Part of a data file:
● ● ●

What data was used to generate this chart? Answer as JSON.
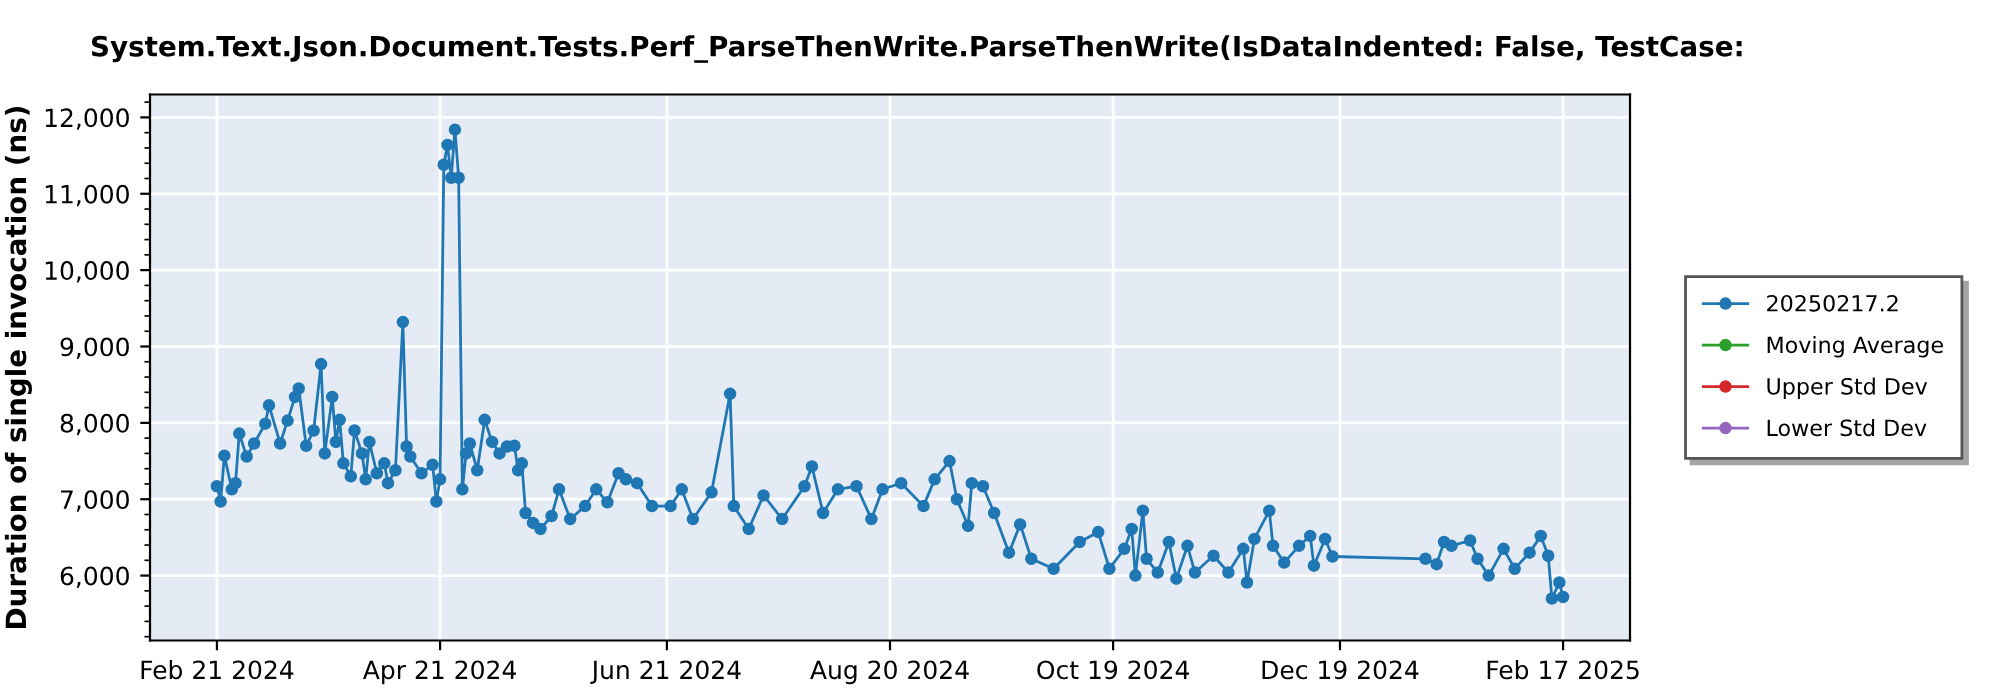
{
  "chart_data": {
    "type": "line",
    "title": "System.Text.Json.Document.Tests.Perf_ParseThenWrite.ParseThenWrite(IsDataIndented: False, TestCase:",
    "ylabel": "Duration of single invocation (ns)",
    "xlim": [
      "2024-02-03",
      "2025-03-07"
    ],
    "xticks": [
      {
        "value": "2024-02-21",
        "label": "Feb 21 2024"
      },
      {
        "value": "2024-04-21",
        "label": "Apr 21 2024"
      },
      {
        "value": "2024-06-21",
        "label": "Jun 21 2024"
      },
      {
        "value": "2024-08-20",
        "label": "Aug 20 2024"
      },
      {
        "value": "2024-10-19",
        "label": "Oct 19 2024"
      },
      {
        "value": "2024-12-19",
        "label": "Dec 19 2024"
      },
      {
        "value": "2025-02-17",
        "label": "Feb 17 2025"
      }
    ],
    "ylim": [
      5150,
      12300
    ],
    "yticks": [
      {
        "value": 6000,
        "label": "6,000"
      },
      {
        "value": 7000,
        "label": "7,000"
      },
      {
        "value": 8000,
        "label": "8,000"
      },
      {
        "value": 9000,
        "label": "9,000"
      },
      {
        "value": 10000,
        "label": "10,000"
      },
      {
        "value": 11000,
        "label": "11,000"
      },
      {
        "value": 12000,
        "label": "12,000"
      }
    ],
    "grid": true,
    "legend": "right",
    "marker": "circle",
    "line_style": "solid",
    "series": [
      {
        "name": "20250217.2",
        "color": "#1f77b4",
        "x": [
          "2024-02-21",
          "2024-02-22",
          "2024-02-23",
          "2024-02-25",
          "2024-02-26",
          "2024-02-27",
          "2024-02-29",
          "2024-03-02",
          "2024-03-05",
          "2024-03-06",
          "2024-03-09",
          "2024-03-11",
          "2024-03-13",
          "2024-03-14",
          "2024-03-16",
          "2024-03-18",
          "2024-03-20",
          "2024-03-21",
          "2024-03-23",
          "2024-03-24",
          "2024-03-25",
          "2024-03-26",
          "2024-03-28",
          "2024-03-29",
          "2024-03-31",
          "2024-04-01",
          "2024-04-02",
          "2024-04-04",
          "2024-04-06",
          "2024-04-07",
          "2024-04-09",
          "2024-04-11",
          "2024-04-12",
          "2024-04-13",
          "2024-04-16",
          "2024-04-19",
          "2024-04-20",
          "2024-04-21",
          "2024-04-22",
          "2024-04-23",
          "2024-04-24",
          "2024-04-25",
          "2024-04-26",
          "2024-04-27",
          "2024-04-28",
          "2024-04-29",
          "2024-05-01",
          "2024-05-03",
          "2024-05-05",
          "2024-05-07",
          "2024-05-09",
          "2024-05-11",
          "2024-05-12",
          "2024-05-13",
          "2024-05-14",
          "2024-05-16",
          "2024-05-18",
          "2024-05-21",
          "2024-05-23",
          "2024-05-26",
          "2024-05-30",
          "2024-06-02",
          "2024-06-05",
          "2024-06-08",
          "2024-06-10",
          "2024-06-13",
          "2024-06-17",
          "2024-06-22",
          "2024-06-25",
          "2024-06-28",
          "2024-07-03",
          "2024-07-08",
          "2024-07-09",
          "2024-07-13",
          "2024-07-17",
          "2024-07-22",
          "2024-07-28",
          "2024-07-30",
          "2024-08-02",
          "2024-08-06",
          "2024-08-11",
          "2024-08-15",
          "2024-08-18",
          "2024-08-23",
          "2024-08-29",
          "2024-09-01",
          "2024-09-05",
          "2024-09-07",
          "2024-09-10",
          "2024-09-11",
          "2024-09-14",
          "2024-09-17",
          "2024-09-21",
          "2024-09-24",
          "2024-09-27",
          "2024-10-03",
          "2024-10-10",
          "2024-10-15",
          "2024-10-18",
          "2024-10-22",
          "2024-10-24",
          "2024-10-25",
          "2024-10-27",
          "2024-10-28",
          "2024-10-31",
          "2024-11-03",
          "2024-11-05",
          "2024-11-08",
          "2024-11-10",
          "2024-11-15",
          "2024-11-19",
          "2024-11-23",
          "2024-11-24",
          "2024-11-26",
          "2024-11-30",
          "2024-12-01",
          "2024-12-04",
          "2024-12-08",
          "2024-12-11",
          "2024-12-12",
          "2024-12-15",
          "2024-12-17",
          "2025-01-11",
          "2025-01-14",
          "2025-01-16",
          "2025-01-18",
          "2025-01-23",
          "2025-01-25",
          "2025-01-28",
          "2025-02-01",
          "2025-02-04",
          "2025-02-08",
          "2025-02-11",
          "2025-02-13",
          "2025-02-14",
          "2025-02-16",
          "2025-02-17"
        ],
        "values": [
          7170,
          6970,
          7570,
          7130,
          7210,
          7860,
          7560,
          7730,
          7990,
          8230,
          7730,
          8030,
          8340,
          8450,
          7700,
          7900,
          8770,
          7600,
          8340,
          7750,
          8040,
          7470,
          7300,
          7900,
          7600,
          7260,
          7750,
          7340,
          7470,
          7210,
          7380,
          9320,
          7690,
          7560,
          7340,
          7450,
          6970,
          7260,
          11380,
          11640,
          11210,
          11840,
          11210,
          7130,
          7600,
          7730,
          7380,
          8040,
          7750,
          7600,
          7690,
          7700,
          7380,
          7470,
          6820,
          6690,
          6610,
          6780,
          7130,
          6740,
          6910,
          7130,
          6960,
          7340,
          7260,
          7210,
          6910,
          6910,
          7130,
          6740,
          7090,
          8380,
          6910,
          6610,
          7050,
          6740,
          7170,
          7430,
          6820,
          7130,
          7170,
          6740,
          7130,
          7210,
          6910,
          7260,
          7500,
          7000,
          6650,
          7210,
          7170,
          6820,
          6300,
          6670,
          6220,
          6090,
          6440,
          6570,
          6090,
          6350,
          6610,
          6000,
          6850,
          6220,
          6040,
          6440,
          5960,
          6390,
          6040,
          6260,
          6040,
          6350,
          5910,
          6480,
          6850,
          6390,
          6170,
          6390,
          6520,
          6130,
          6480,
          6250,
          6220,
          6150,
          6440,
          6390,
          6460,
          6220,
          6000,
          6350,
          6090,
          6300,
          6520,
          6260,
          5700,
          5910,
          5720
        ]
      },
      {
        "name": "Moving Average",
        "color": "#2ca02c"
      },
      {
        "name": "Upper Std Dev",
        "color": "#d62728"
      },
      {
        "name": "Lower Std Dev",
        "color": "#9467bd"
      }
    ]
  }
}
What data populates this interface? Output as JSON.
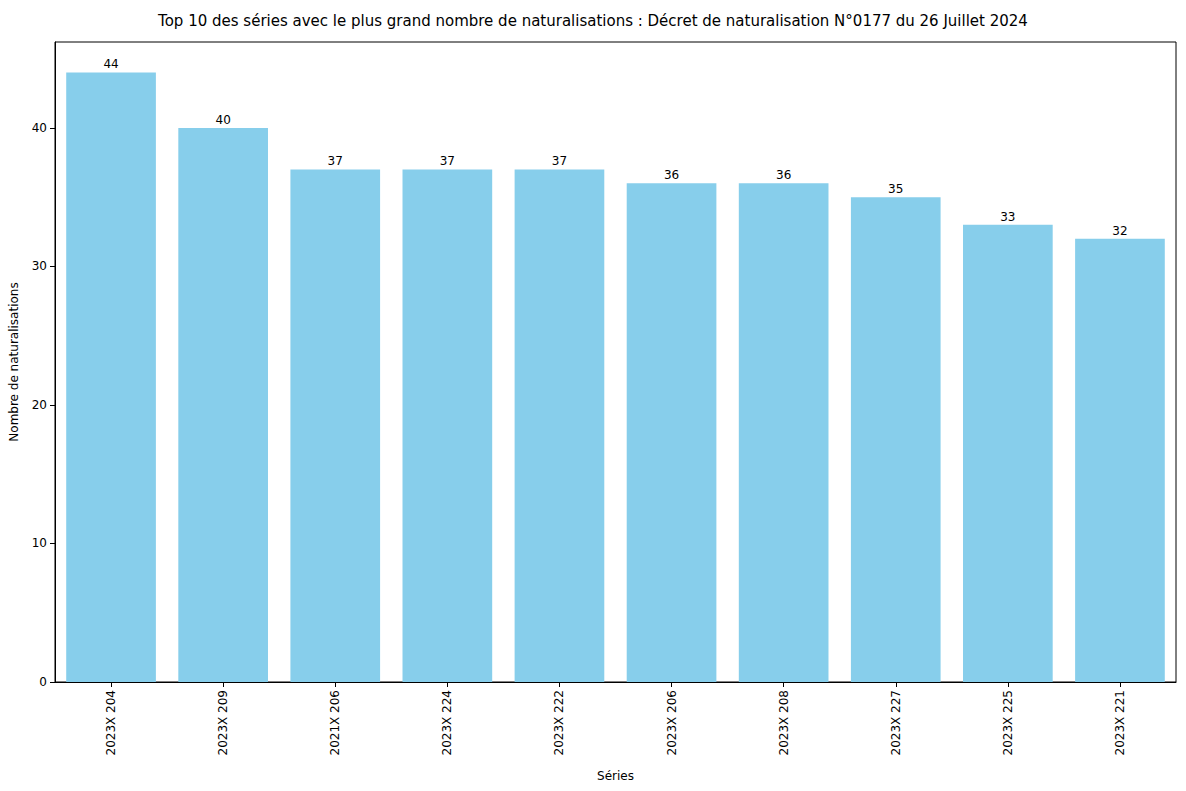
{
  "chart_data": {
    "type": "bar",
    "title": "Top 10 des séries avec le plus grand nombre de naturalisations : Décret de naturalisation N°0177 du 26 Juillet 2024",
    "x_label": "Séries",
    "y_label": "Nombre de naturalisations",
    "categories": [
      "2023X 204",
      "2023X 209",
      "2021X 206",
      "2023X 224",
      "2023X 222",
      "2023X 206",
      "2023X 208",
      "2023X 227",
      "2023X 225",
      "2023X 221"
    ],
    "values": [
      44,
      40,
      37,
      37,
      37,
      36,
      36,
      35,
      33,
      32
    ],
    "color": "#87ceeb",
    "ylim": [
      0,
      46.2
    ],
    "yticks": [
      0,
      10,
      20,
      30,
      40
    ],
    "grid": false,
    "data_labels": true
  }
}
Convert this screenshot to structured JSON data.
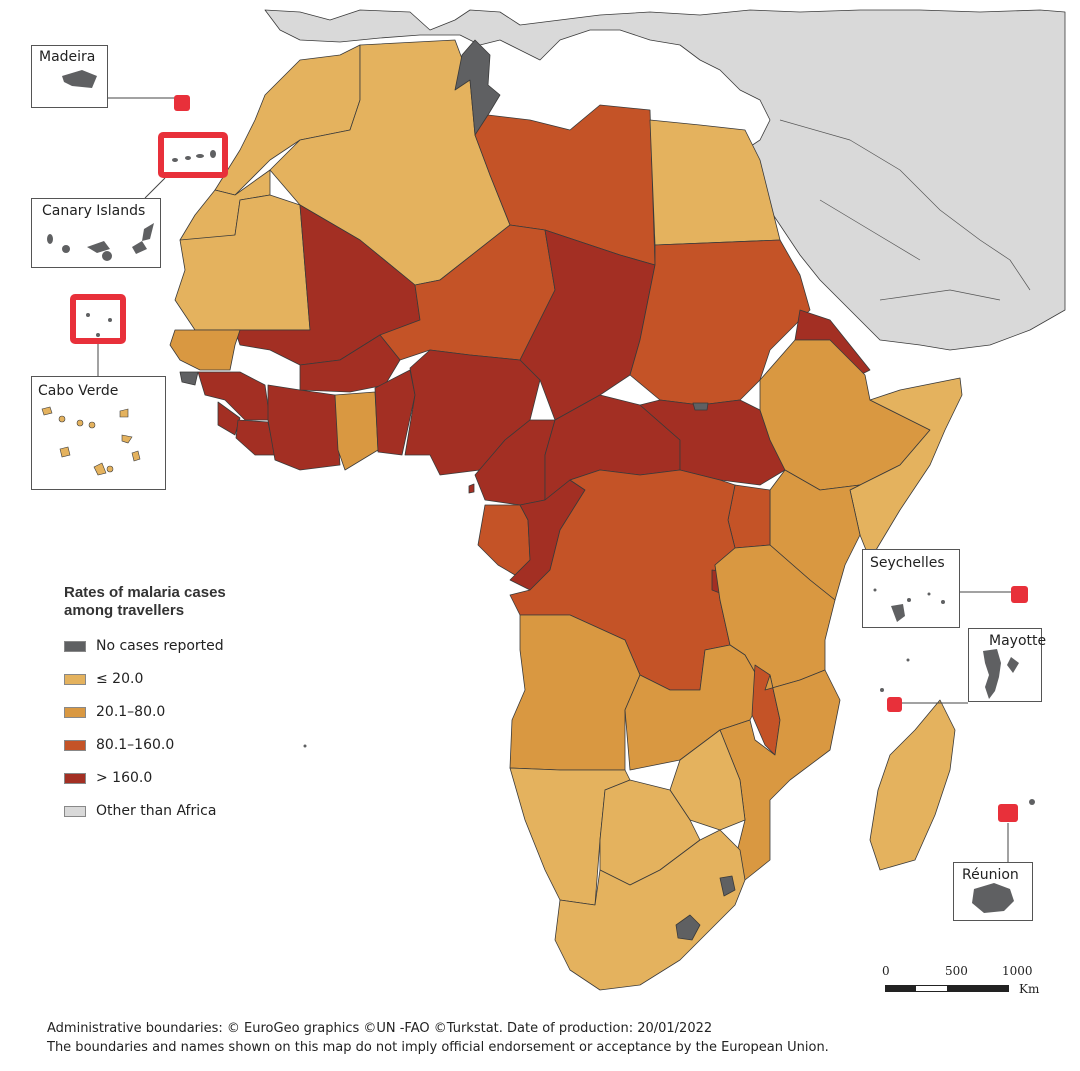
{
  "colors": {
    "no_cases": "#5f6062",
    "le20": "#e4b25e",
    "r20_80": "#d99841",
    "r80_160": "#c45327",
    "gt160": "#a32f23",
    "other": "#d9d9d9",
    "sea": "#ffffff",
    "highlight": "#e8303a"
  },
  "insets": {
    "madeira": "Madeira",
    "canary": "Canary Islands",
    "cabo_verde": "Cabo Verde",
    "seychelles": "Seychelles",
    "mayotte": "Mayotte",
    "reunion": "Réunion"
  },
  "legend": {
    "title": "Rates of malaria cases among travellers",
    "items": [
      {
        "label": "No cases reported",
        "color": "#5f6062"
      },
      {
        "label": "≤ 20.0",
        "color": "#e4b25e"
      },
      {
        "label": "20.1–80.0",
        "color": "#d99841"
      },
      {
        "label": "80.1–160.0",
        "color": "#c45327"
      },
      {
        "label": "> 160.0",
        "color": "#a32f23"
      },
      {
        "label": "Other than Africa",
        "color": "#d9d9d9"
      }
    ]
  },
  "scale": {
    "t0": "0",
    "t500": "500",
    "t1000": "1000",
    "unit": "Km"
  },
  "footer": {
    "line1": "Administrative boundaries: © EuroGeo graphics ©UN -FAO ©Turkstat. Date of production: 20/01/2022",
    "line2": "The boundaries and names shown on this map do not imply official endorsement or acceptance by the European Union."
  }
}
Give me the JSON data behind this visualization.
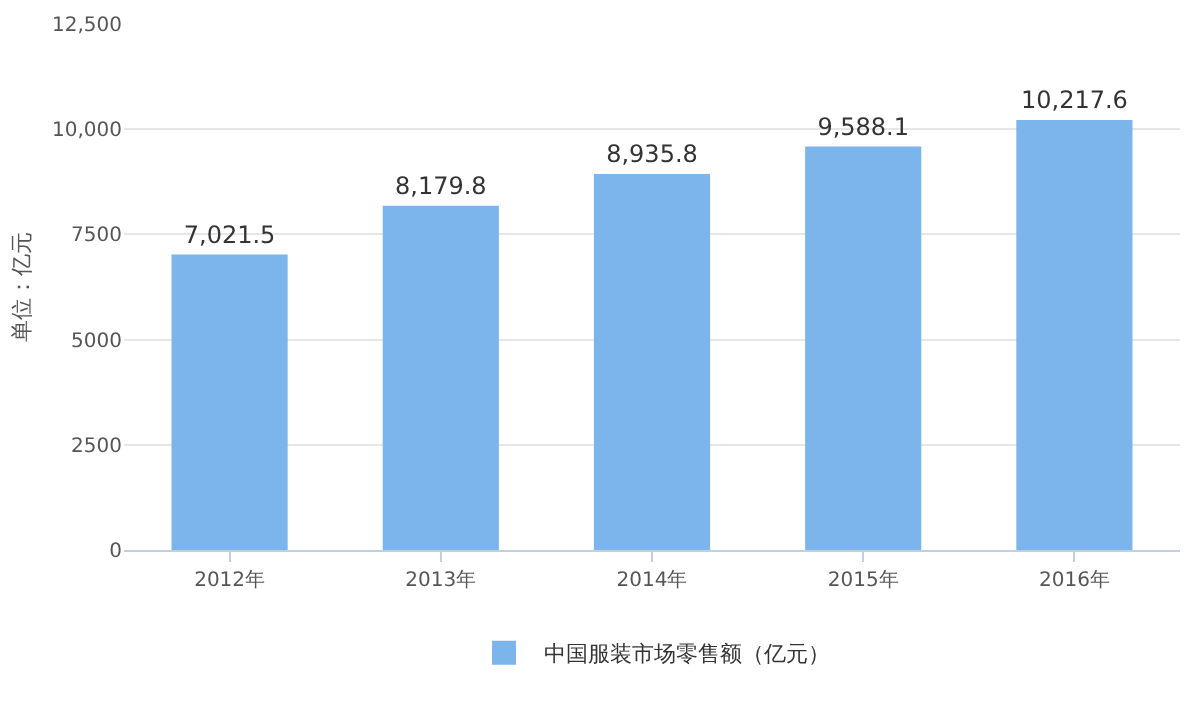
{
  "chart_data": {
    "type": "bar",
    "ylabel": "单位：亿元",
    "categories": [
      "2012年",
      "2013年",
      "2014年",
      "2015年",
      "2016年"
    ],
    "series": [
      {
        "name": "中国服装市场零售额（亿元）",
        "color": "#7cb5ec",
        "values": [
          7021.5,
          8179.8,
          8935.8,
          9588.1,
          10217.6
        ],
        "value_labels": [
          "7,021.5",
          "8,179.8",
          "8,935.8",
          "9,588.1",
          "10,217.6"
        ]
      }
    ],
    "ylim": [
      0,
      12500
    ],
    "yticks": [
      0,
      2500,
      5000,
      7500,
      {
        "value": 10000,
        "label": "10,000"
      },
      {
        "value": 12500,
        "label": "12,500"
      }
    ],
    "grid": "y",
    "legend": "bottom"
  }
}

● ● ●

- _WHAT YOU NEED TO DO_
Gather each line holding the string "boundaries".

- _FINISHED EXERCISE_
    "line1": "Administrative boundaries: © EuroGeo graphics ©UN -FAO ©Turkstat. Date of production: 20/01/2022",
    "line2": "The boundaries and names shown on this map do not imply official endorsement or acceptance by the European Union."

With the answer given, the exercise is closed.